--- DATA ---

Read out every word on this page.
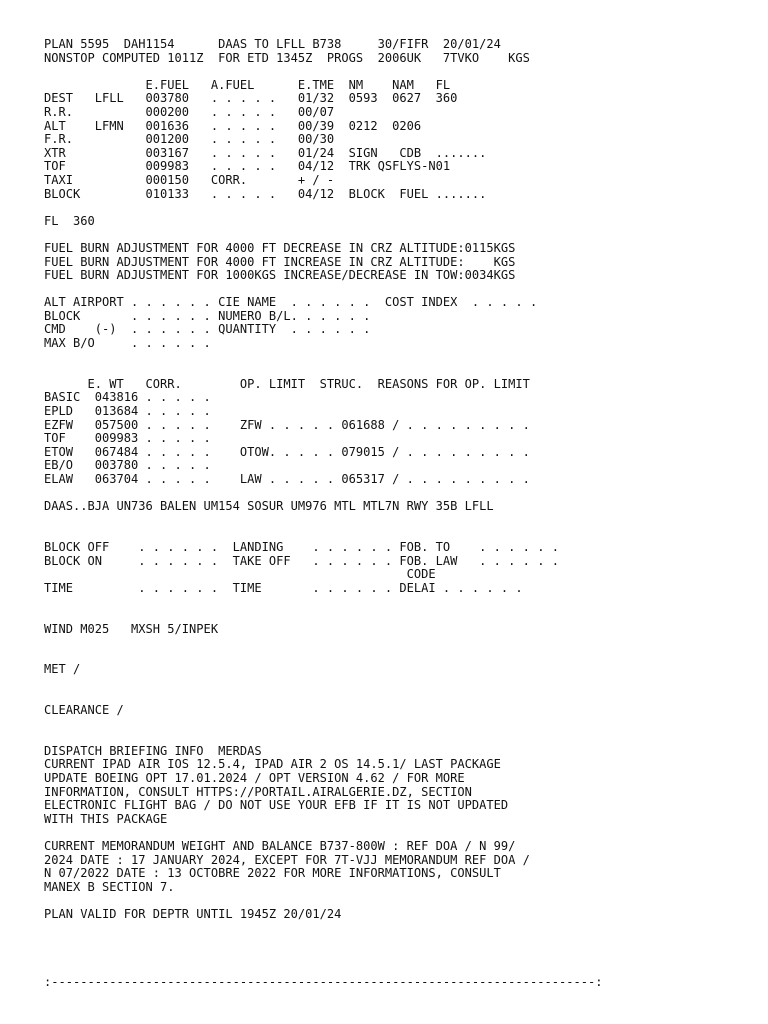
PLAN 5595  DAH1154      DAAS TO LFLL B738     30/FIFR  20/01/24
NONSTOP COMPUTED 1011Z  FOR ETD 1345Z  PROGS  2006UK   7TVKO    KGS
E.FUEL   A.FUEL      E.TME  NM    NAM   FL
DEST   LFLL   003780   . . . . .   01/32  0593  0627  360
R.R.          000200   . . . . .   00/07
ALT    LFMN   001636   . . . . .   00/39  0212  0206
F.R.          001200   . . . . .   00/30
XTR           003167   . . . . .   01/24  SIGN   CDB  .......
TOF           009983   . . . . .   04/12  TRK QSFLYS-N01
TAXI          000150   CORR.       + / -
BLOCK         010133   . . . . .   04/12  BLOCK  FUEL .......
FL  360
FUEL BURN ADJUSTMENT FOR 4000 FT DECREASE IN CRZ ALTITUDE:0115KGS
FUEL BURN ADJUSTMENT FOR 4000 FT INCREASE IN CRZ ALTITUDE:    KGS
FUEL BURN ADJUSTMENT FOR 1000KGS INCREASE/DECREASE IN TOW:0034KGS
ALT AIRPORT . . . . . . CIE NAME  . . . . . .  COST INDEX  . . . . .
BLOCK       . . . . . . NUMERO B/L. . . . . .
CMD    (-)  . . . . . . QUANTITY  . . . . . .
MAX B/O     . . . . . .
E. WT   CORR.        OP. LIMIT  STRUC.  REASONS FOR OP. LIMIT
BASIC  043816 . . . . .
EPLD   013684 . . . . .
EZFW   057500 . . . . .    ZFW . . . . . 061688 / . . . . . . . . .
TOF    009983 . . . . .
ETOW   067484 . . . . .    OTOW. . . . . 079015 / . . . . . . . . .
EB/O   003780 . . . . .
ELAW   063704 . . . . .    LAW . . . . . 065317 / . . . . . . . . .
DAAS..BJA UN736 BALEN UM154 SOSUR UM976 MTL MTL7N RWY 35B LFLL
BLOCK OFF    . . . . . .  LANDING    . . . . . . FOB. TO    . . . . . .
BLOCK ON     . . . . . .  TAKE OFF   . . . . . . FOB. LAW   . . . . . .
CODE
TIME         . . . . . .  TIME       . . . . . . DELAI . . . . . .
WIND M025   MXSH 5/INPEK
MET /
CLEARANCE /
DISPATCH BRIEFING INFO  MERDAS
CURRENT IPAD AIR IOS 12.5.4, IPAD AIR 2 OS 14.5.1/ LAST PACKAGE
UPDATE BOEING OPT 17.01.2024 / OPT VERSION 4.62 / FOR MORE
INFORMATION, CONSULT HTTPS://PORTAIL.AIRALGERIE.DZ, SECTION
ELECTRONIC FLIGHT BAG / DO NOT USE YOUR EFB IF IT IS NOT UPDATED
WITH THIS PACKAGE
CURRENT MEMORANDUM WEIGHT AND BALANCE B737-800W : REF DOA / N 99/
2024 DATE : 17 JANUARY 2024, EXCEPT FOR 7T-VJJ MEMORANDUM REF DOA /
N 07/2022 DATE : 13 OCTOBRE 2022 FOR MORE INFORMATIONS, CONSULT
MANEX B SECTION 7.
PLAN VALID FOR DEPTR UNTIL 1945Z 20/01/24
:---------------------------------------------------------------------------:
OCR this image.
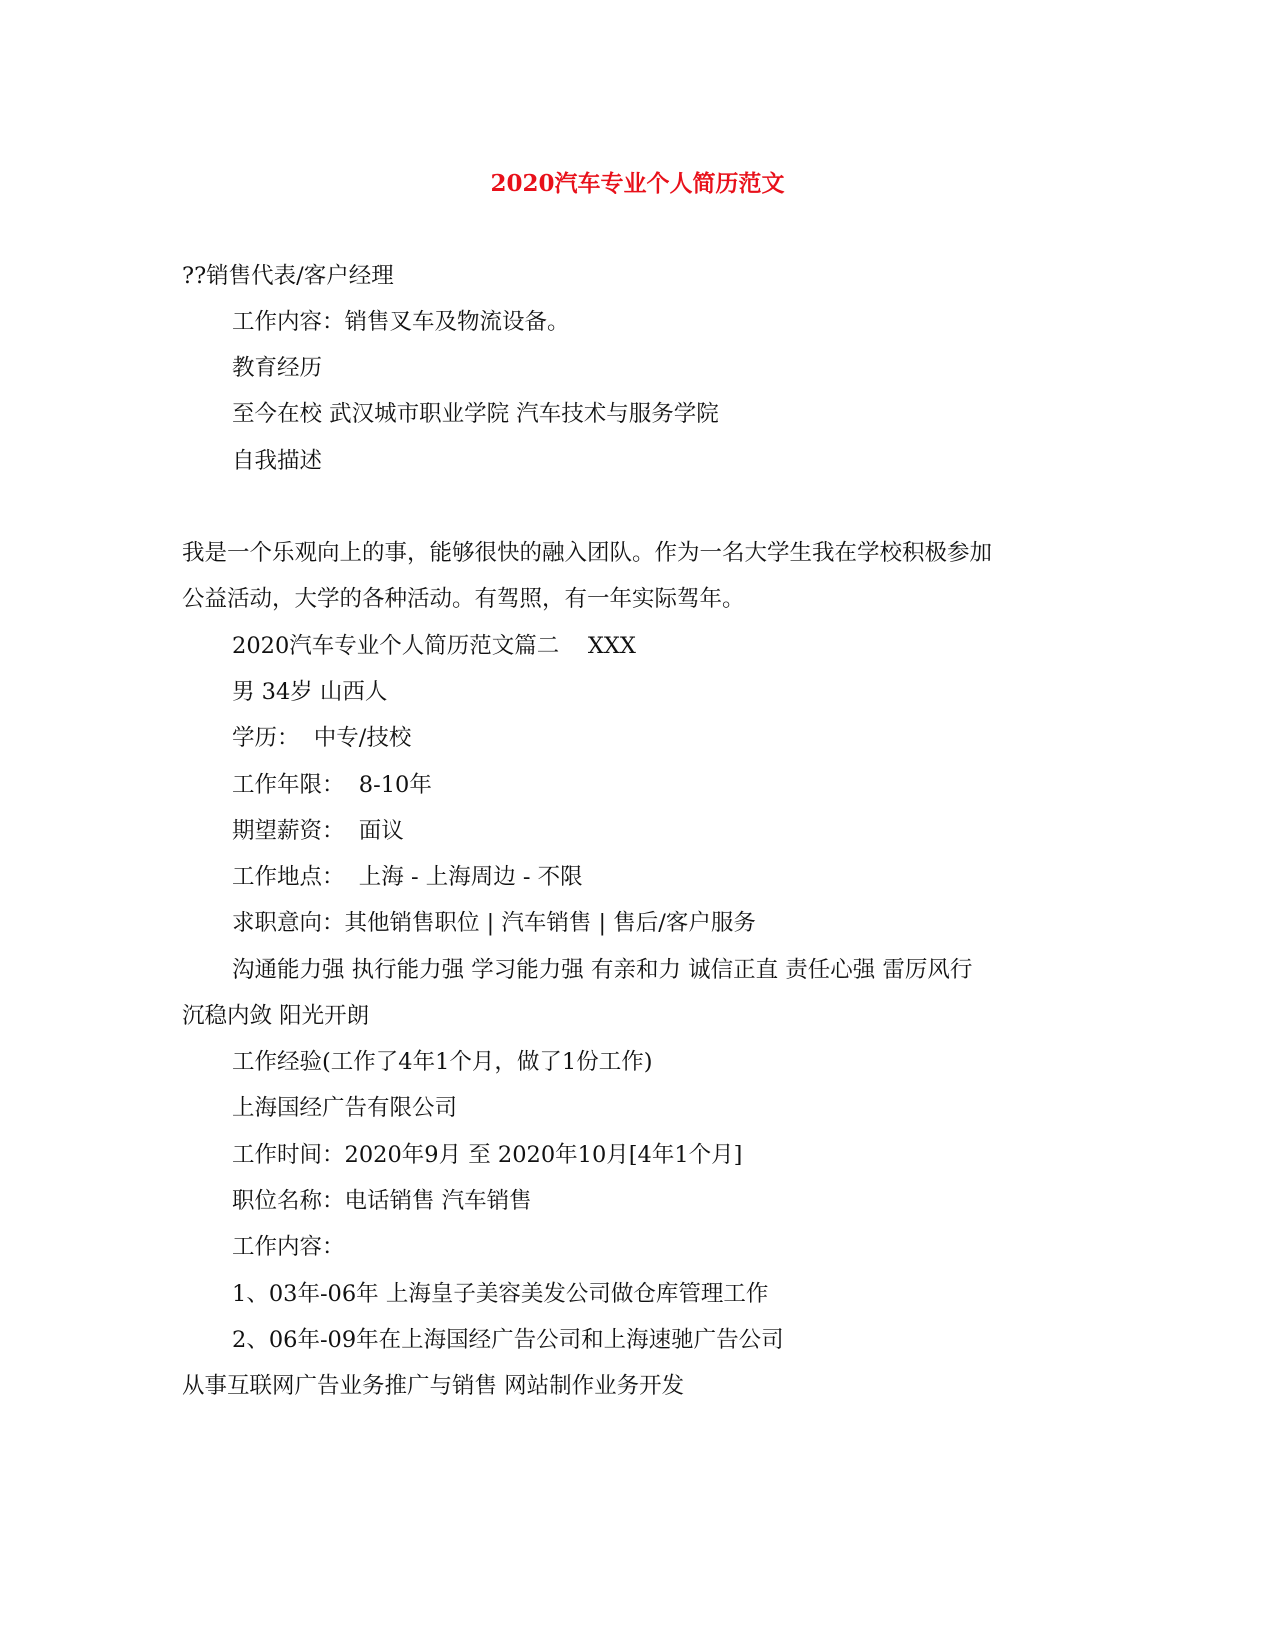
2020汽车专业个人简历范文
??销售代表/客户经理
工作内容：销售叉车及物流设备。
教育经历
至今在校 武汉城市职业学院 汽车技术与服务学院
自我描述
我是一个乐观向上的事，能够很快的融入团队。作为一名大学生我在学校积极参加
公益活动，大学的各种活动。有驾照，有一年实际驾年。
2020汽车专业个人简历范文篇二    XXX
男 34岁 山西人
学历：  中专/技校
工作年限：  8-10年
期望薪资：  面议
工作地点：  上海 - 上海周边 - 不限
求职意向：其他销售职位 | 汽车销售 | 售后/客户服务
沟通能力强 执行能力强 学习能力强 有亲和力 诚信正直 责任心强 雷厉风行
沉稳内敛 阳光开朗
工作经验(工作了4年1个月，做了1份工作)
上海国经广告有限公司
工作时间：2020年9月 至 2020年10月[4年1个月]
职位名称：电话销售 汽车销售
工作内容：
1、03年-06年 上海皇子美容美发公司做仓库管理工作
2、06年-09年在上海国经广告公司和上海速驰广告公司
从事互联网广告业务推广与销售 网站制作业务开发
...
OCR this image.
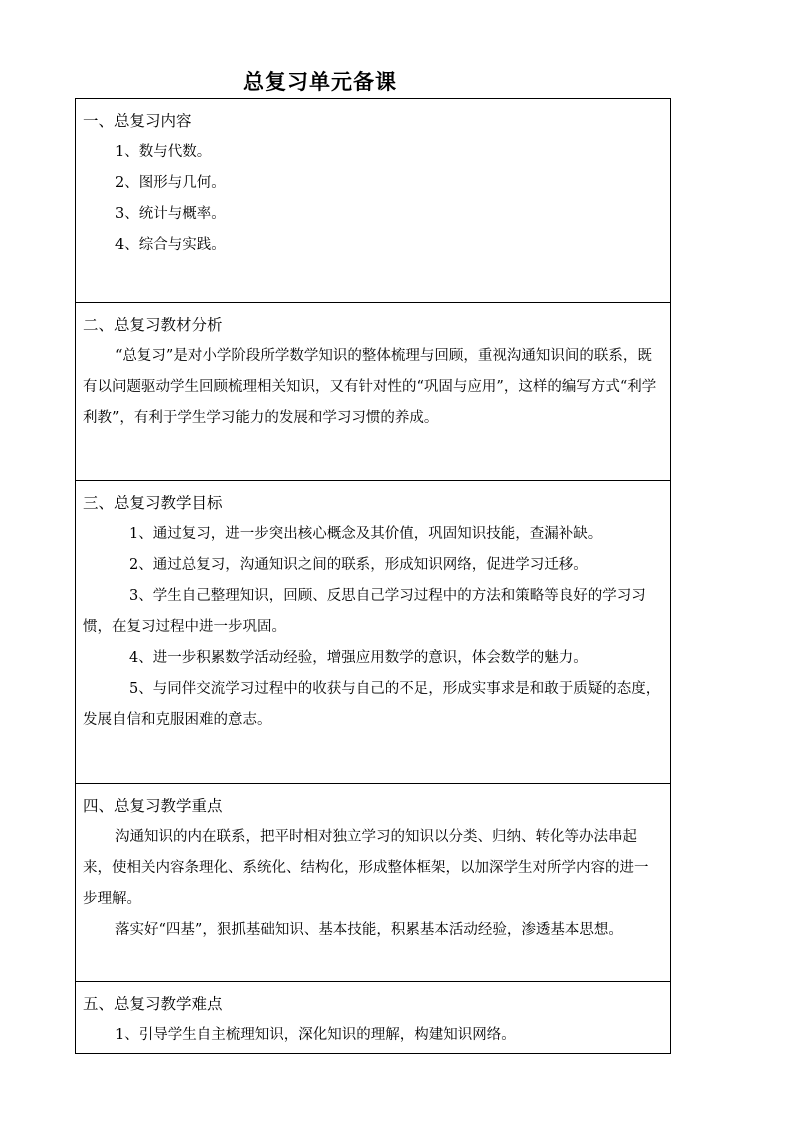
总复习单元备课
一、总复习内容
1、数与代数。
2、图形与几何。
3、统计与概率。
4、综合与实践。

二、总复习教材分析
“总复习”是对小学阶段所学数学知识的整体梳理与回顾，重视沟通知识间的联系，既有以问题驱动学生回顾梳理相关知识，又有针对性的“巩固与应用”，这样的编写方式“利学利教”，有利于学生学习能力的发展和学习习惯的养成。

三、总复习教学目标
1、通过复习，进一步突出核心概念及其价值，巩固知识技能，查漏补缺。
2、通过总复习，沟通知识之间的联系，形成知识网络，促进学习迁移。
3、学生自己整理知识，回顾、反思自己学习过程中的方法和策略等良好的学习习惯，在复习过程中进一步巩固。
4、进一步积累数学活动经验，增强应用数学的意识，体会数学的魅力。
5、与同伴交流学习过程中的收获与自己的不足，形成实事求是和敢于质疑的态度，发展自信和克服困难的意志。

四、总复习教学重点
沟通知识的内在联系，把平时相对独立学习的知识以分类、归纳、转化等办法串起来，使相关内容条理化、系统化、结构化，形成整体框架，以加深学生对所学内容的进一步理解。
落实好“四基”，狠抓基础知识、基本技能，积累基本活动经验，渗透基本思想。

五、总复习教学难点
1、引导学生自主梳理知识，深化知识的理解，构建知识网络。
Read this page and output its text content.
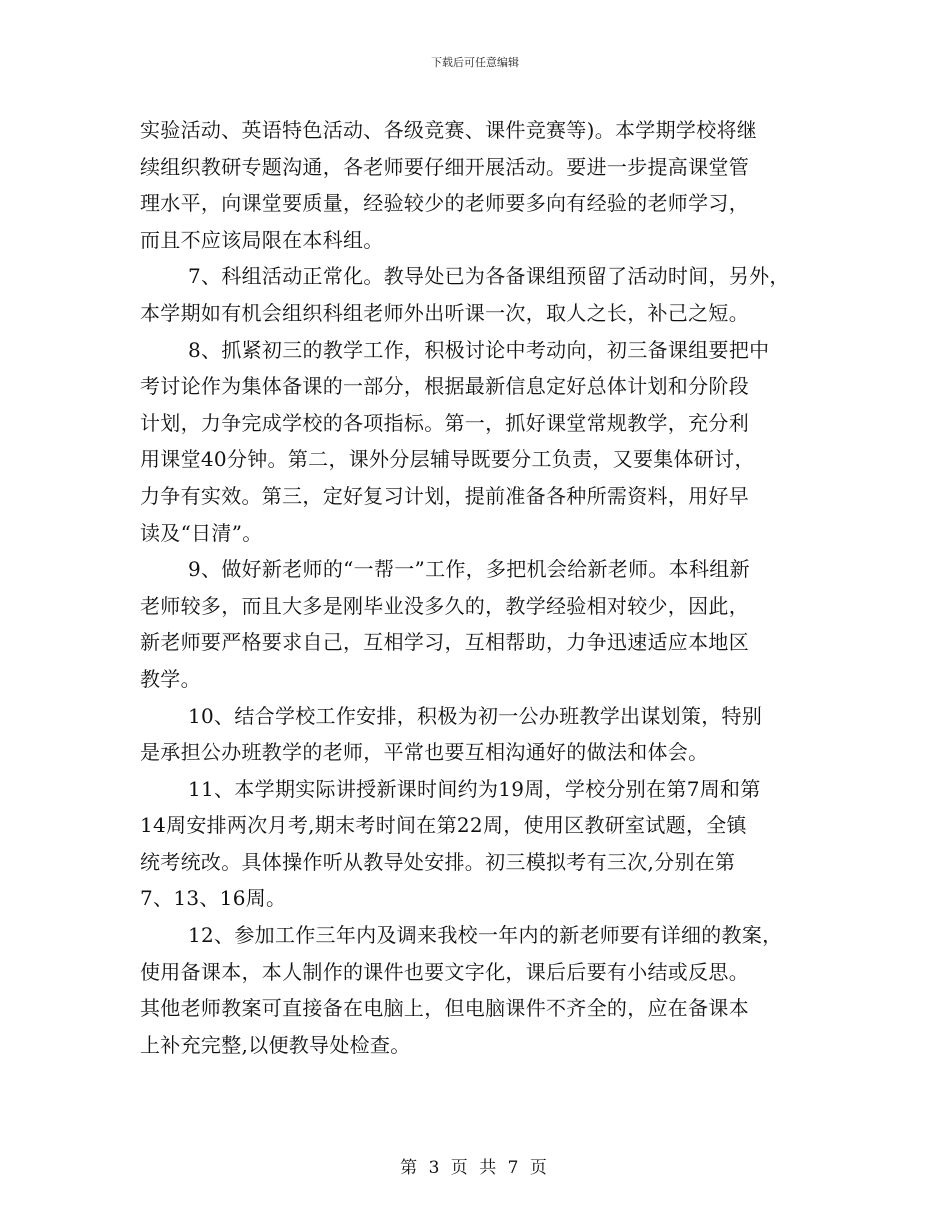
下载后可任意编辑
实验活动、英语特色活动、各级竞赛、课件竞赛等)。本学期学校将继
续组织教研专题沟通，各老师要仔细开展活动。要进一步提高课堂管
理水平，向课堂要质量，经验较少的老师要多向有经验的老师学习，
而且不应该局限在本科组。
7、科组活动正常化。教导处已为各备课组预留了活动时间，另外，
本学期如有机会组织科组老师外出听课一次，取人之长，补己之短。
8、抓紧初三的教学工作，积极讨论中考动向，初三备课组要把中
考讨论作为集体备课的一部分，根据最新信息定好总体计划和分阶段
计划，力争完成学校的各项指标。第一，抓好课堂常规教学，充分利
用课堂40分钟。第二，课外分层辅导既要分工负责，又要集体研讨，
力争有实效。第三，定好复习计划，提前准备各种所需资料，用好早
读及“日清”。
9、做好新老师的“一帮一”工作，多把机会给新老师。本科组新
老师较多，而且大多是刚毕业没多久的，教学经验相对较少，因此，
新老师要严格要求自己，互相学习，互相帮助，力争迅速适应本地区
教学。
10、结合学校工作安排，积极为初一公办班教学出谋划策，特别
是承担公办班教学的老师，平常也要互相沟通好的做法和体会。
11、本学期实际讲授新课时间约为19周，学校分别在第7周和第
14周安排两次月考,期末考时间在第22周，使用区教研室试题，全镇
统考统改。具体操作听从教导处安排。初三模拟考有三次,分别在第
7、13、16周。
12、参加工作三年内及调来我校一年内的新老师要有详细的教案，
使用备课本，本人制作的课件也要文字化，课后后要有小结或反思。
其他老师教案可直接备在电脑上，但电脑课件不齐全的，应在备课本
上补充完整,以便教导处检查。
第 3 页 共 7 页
==
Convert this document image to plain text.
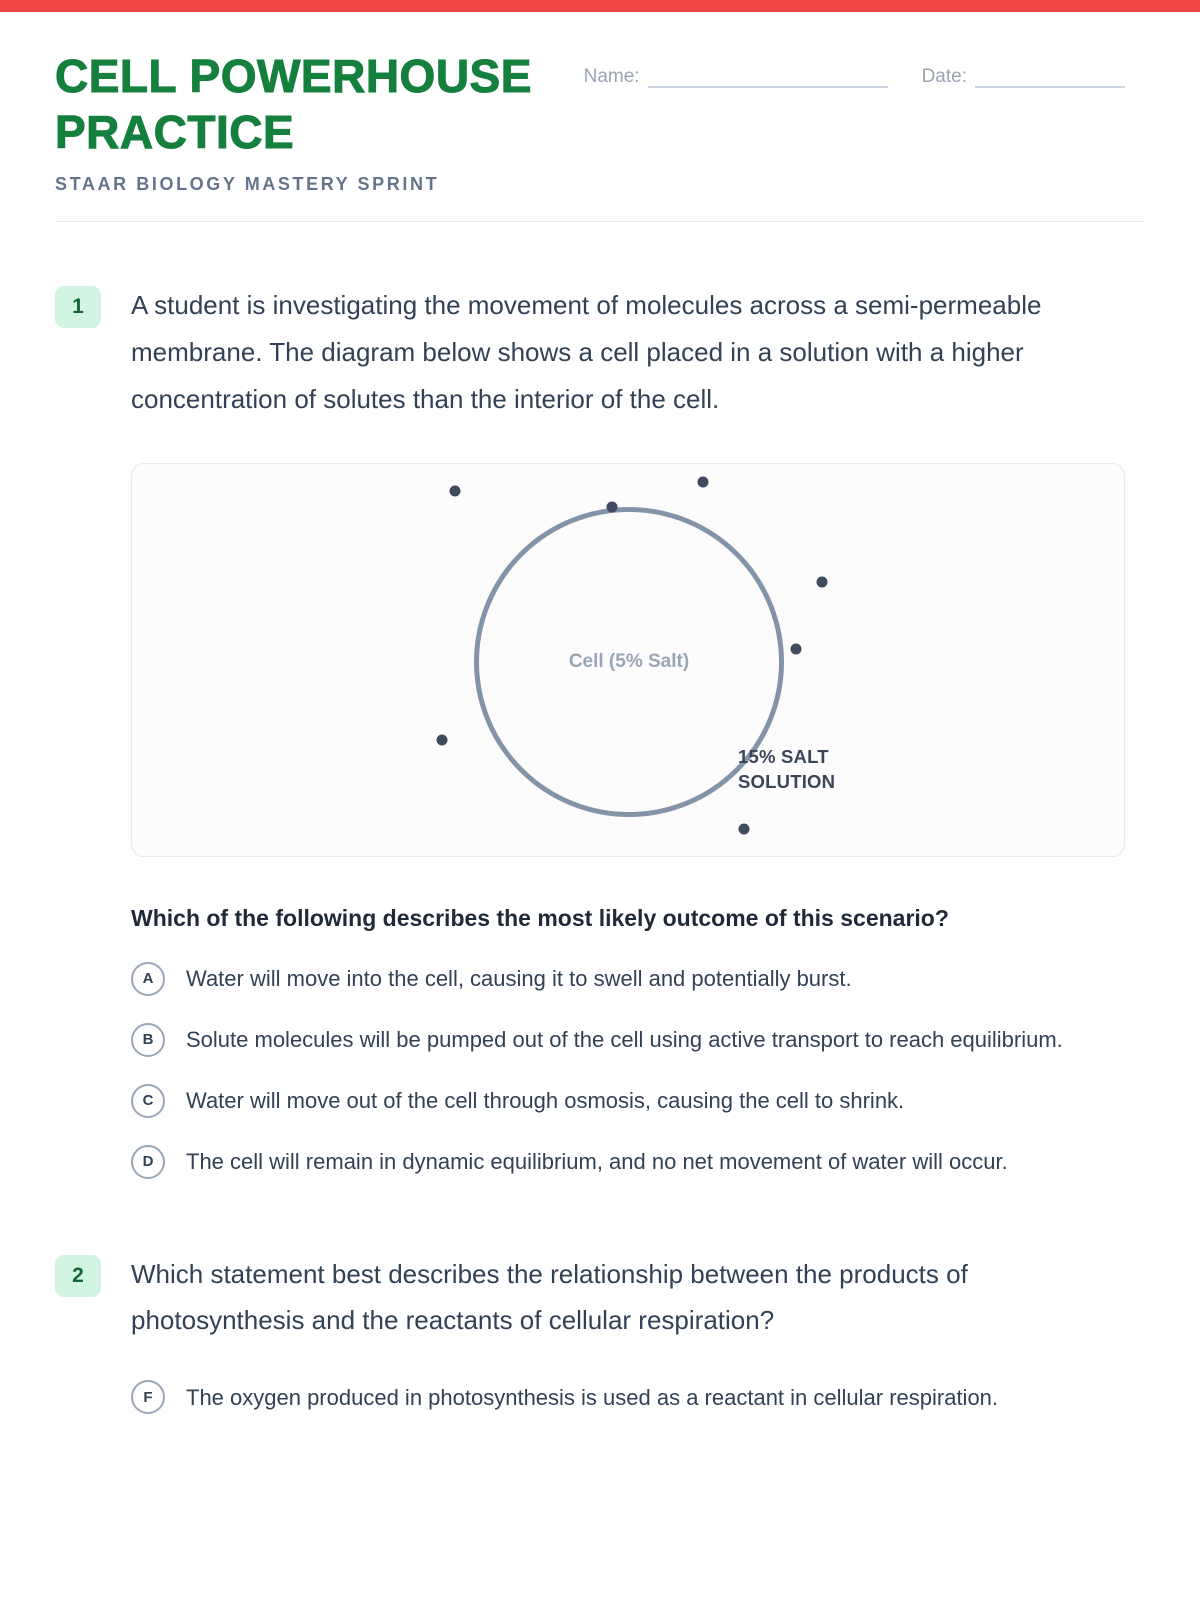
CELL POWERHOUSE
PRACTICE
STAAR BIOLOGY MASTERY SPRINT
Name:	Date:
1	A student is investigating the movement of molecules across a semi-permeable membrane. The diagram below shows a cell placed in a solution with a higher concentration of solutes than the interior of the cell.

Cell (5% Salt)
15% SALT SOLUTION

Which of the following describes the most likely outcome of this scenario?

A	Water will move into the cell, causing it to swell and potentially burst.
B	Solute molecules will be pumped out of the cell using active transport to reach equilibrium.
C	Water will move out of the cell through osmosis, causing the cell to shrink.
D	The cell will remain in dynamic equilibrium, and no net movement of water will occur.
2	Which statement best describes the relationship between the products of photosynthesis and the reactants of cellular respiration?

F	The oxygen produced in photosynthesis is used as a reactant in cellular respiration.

--- WHAT YOU WILL DO ---
List all lines holding the string "CORR".

--- EXPECTED ANSWER ---
TAXI          000150   CORR.       + / -
E. WT   CORR.        OP. LIMIT  STRUC.  REASONS FOR OP. LIMIT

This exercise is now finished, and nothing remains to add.